* [EXERCISE] Out of all the lines below, count those with the word "FABRIC". Give the number only.

* [TASK INPUTS]
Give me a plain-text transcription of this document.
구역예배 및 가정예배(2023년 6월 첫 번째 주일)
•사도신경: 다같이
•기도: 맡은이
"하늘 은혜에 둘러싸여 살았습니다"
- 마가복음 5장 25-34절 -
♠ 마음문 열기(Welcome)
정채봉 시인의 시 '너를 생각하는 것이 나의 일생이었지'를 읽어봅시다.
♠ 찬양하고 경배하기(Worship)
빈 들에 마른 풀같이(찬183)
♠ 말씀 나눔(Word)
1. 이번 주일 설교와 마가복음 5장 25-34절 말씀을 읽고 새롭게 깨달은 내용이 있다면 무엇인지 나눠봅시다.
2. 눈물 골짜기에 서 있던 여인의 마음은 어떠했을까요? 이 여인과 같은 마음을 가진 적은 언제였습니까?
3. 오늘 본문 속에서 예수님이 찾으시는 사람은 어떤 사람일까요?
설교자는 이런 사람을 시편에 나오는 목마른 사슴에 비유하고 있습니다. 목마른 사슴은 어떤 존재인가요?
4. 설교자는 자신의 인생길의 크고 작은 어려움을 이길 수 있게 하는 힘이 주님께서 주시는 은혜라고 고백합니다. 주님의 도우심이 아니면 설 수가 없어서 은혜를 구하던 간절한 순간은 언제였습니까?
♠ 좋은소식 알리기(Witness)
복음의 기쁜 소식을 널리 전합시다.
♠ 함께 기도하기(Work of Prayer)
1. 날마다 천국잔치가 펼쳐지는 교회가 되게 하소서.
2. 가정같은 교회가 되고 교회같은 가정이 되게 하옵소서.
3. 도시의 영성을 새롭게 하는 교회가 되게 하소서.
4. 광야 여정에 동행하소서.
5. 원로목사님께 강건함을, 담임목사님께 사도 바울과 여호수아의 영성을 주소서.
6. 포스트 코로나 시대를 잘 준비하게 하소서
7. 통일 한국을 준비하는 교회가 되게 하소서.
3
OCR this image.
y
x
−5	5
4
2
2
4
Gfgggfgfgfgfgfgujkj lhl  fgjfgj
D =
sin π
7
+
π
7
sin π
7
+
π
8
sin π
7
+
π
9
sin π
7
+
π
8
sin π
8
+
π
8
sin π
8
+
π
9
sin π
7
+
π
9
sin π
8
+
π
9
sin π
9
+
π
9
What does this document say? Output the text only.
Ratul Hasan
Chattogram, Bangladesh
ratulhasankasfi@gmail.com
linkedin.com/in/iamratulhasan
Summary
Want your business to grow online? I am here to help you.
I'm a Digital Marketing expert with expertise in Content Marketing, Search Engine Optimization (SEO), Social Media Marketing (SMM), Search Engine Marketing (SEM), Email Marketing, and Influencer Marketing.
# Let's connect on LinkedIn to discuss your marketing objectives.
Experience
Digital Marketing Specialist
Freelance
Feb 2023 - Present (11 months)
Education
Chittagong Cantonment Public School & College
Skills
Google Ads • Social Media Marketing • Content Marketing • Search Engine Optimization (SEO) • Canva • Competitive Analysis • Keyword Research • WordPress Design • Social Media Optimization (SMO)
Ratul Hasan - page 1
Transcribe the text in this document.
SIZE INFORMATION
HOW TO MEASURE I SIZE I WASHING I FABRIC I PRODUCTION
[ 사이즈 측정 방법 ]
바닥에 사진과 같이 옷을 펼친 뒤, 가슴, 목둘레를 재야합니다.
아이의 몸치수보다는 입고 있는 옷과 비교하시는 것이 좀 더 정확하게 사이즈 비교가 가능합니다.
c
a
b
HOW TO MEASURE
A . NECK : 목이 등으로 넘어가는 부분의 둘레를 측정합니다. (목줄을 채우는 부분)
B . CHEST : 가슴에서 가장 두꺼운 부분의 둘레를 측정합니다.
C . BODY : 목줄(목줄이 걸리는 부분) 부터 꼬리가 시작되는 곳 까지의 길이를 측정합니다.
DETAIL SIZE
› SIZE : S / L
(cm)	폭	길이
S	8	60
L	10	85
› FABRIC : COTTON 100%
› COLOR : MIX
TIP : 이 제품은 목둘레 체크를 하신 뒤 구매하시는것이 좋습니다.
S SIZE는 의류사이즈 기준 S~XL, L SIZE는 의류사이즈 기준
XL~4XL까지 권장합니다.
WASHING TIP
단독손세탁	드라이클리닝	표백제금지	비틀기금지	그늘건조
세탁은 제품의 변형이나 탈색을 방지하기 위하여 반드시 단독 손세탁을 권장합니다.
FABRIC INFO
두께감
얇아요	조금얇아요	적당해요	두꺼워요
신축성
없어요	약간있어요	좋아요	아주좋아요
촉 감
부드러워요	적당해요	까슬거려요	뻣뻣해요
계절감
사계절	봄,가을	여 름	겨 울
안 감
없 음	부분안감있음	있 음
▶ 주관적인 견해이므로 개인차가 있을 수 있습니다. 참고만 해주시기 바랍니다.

* [EXERCISE SOLUTION] 3